Supplied data:
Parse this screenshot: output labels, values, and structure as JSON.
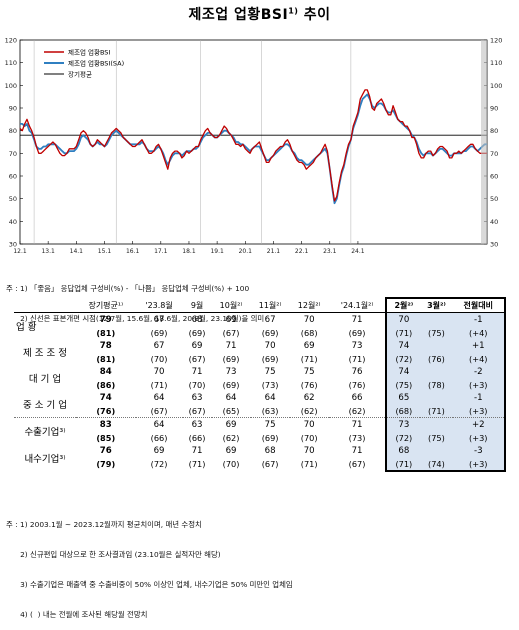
{
  "title": "제조업 업황BSI",
  "title_footnote": "1)",
  "title_suffix": " 추이",
  "chart_data": {
    "type": "line",
    "ylim": [
      30,
      120
    ],
    "yticks": [
      "30",
      "40",
      "50",
      "60",
      "70",
      "80",
      "90",
      "100",
      "110",
      "120"
    ],
    "xtick_labels": [
      "12.1",
      "13.1",
      "14.1",
      "15.1",
      "16.1",
      "17.1",
      "18.1",
      "19.1",
      "20.1",
      "21.1",
      "22.1",
      "23.1",
      "24.1"
    ],
    "legend": [
      "제조업 업황BSI",
      "제조업 업황BSI(SA)",
      "장기평균"
    ],
    "long_term_average": 78,
    "colors": {
      "original": "#c00000",
      "sa": "#2f7fc1",
      "average": "#000000"
    },
    "x_start": "2012-01",
    "series": [
      {
        "name": "제조업 업황BSI",
        "values": [
          81,
          80,
          83,
          85,
          82,
          80,
          77,
          73,
          70,
          70,
          71,
          72,
          73,
          74,
          75,
          74,
          72,
          70,
          69,
          69,
          70,
          72,
          72,
          72,
          73,
          76,
          79,
          80,
          79,
          77,
          74,
          73,
          74,
          76,
          75,
          74,
          73,
          75,
          77,
          79,
          80,
          81,
          80,
          79,
          77,
          76,
          75,
          74,
          73,
          73,
          74,
          75,
          76,
          74,
          72,
          70,
          70,
          71,
          73,
          74,
          72,
          69,
          66,
          63,
          68,
          70,
          71,
          71,
          70,
          68,
          69,
          71,
          70,
          71,
          72,
          73,
          73,
          76,
          78,
          80,
          81,
          79,
          78,
          77,
          77,
          78,
          80,
          82,
          81,
          79,
          78,
          76,
          74,
          74,
          73,
          74,
          72,
          71,
          70,
          72,
          73,
          74,
          75,
          72,
          69,
          66,
          66,
          68,
          69,
          71,
          72,
          73,
          73,
          75,
          76,
          74,
          71,
          69,
          67,
          66,
          66,
          65,
          63,
          64,
          65,
          66,
          68,
          69,
          70,
          72,
          74,
          71,
          63,
          56,
          49,
          51,
          57,
          62,
          65,
          70,
          74,
          76,
          82,
          85,
          88,
          94,
          96,
          98,
          98,
          95,
          90,
          89,
          92,
          93,
          94,
          92,
          89,
          87,
          87,
          91,
          88,
          85,
          84,
          84,
          82,
          82,
          80,
          77,
          77,
          74,
          70,
          68,
          68,
          70,
          71,
          71,
          69,
          70,
          72,
          73,
          73,
          72,
          71,
          68,
          68,
          70,
          70,
          71,
          70,
          71,
          72,
          73,
          74,
          74,
          72,
          71,
          70,
          70,
          70,
          70
        ],
        "color": "#c00000"
      },
      {
        "name": "제조업 업황BSI(SA)",
        "values": [
          83,
          83,
          82,
          83,
          80,
          79,
          76,
          73,
          72,
          72,
          73,
          73,
          74,
          74,
          74,
          74,
          73,
          72,
          71,
          70,
          70,
          71,
          71,
          71,
          72,
          74,
          77,
          78,
          77,
          76,
          74,
          73,
          74,
          75,
          74,
          74,
          73,
          74,
          76,
          78,
          79,
          80,
          79,
          78,
          77,
          76,
          75,
          74,
          74,
          74,
          74,
          74,
          75,
          74,
          72,
          71,
          71,
          71,
          72,
          73,
          72,
          70,
          67,
          65,
          67,
          69,
          70,
          70,
          70,
          69,
          70,
          71,
          71,
          71,
          72,
          72,
          73,
          75,
          77,
          78,
          79,
          79,
          78,
          77,
          77,
          78,
          79,
          80,
          80,
          79,
          78,
          77,
          75,
          75,
          74,
          74,
          73,
          72,
          71,
          72,
          73,
          73,
          73,
          71,
          69,
          67,
          67,
          68,
          69,
          70,
          71,
          72,
          73,
          74,
          74,
          73,
          71,
          70,
          68,
          67,
          67,
          66,
          65,
          65,
          66,
          67,
          68,
          69,
          70,
          71,
          72,
          70,
          63,
          55,
          48,
          50,
          56,
          61,
          64,
          69,
          73,
          76,
          81,
          84,
          87,
          91,
          94,
          95,
          96,
          94,
          91,
          90,
          91,
          92,
          92,
          91,
          89,
          88,
          88,
          89,
          87,
          85,
          84,
          83,
          82,
          81,
          80,
          78,
          77,
          75,
          72,
          70,
          69,
          70,
          70,
          70,
          69,
          70,
          71,
          72,
          72,
          71,
          70,
          69,
          69,
          70,
          70,
          70,
          70,
          71,
          71,
          72,
          73,
          73,
          72,
          71,
          72,
          73,
          74,
          74
        ],
        "color": "#2f7fc1"
      }
    ]
  },
  "notes": {
    "chart": [
      "주 : 1) 「좋음」 응답업체 구성비(%) - 「나쁨」 응답업체 구성비(%) + 100",
      "      2) 신선은 표본개편 시점(12.7월, 15.6월, 18.6월, 20.8월, 23.10월)을 의미"
    ],
    "table": [
      "주 : 1) 2003.1월 ~ 2023.12월까지 평균치이며, 매년 수정치",
      "      2) 신규편입 대상으로 한 조사결과임 (23.10월은 실적자만 해당)",
      "      3) 수출기업은 매출액 중 수출비중이 50% 이상인 업체, 내수기업은 50% 미만인 업체임",
      "      4) (  ) 내는 전월에 조사된 해당월 전망치"
    ]
  },
  "table": {
    "headers": [
      "장기평균¹⁾",
      "'23.8월",
      "9월",
      "10월²⁾",
      "11월²⁾",
      "12월²⁾",
      "'24.1월²⁾",
      "2월²⁾",
      "3월²⁾",
      "전월대비"
    ],
    "rows": [
      {
        "label": "업       황",
        "group": true,
        "main": [
          "79",
          "67",
          "68",
          "69",
          "67",
          "70",
          "71",
          "70",
          "",
          "-1"
        ],
        "sub": [
          "(81)",
          "(69)",
          "(69)",
          "(67)",
          "(69)",
          "(68)",
          "(69)",
          "(71)",
          "(75)",
          "(+4)"
        ]
      },
      {
        "label": "제 조 조 정",
        "main": [
          "78",
          "67",
          "69",
          "71",
          "70",
          "69",
          "73",
          "74",
          "",
          "+1"
        ],
        "sub": [
          "(81)",
          "(70)",
          "(67)",
          "(69)",
          "(69)",
          "(71)",
          "(71)",
          "(72)",
          "(76)",
          "(+4)"
        ]
      },
      {
        "label": "대  기  업",
        "main": [
          "84",
          "70",
          "71",
          "73",
          "75",
          "75",
          "76",
          "74",
          "",
          "-2"
        ],
        "sub": [
          "(86)",
          "(71)",
          "(70)",
          "(69)",
          "(73)",
          "(76)",
          "(76)",
          "(75)",
          "(78)",
          "(+3)"
        ]
      },
      {
        "label": "중 소 기 업",
        "main": [
          "74",
          "64",
          "63",
          "64",
          "64",
          "62",
          "66",
          "65",
          "",
          "-1"
        ],
        "sub": [
          "(76)",
          "(67)",
          "(67)",
          "(65)",
          "(63)",
          "(62)",
          "(62)",
          "(68)",
          "(71)",
          "(+3)"
        ]
      },
      {
        "label": "수출기업³⁾",
        "group": true,
        "main": [
          "83",
          "64",
          "63",
          "69",
          "75",
          "70",
          "71",
          "73",
          "",
          "+2"
        ],
        "sub": [
          "(85)",
          "(66)",
          "(66)",
          "(62)",
          "(69)",
          "(70)",
          "(73)",
          "(72)",
          "(75)",
          "(+3)"
        ]
      },
      {
        "label": "내수기업³⁾",
        "main": [
          "76",
          "69",
          "71",
          "69",
          "68",
          "70",
          "71",
          "68",
          "",
          "-3"
        ],
        "sub": [
          "(79)",
          "(72)",
          "(71)",
          "(70)",
          "(67)",
          "(71)",
          "(67)",
          "(71)",
          "(74)",
          "(+3)"
        ]
      }
    ]
  }
}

To do: From the entries above, list each line with "업황BSI" in it.

Solution to this task:
  "title": "제조업 업황BSI",
      "제조업 업황BSI",
      "제조업 업황BSI(SA)",
        "name": "제조업 업황BSI",
        "name": "제조업 업황BSI(SA)",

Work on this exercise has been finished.